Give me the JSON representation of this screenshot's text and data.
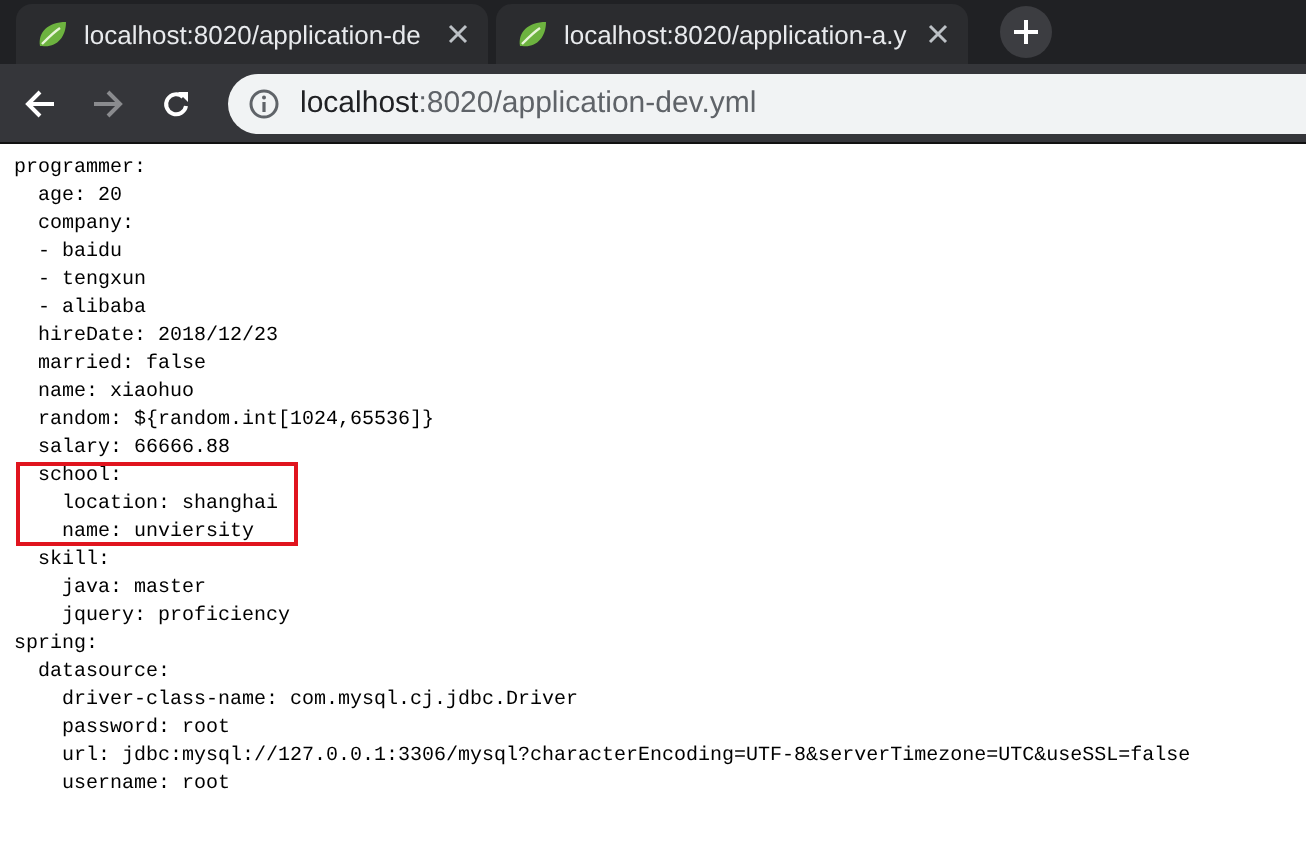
{
  "tabs": [
    {
      "title": "localhost:8020/application-de"
    },
    {
      "title": "localhost:8020/application-a.y"
    }
  ],
  "address": {
    "host": "localhost",
    "path": ":8020/application-dev.yml"
  },
  "document": [
    {
      "text": "programmer:",
      "children": [
        {
          "text": "age: 20"
        },
        {
          "text": "company:"
        },
        {
          "text": "- baidu"
        },
        {
          "text": "- tengxun"
        },
        {
          "text": "- alibaba"
        },
        {
          "text": "hireDate: 2018/12/23"
        },
        {
          "text": "married: false"
        },
        {
          "text": "name: xiaohuo"
        },
        {
          "text": "random: ${random.int[1024,65536]}"
        },
        {
          "text": "salary: 66666.88"
        },
        {
          "text": "school:",
          "highlighted": true,
          "children": [
            {
              "text": "location: shanghai"
            },
            {
              "text": "name: unviersity"
            }
          ]
        },
        {
          "text": "skill:",
          "children": [
            {
              "text": "java: master"
            },
            {
              "text": "jquery: proficiency"
            }
          ]
        }
      ]
    },
    {
      "text": "spring:",
      "children": [
        {
          "text": "datasource:",
          "children": [
            {
              "text": "driver-class-name: com.mysql.cj.jdbc.Driver"
            },
            {
              "text": "password: root"
            },
            {
              "text": "url: jdbc:mysql://127.0.0.1:3306/mysql?characterEncoding=UTF-8&serverTimezone=UTC&useSSL=false"
            },
            {
              "text": "username: root"
            }
          ]
        }
      ]
    }
  ]
}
::::
Report each line of the material above where the word "root" appears.

              "text": "password: root"
              "text": "username: root"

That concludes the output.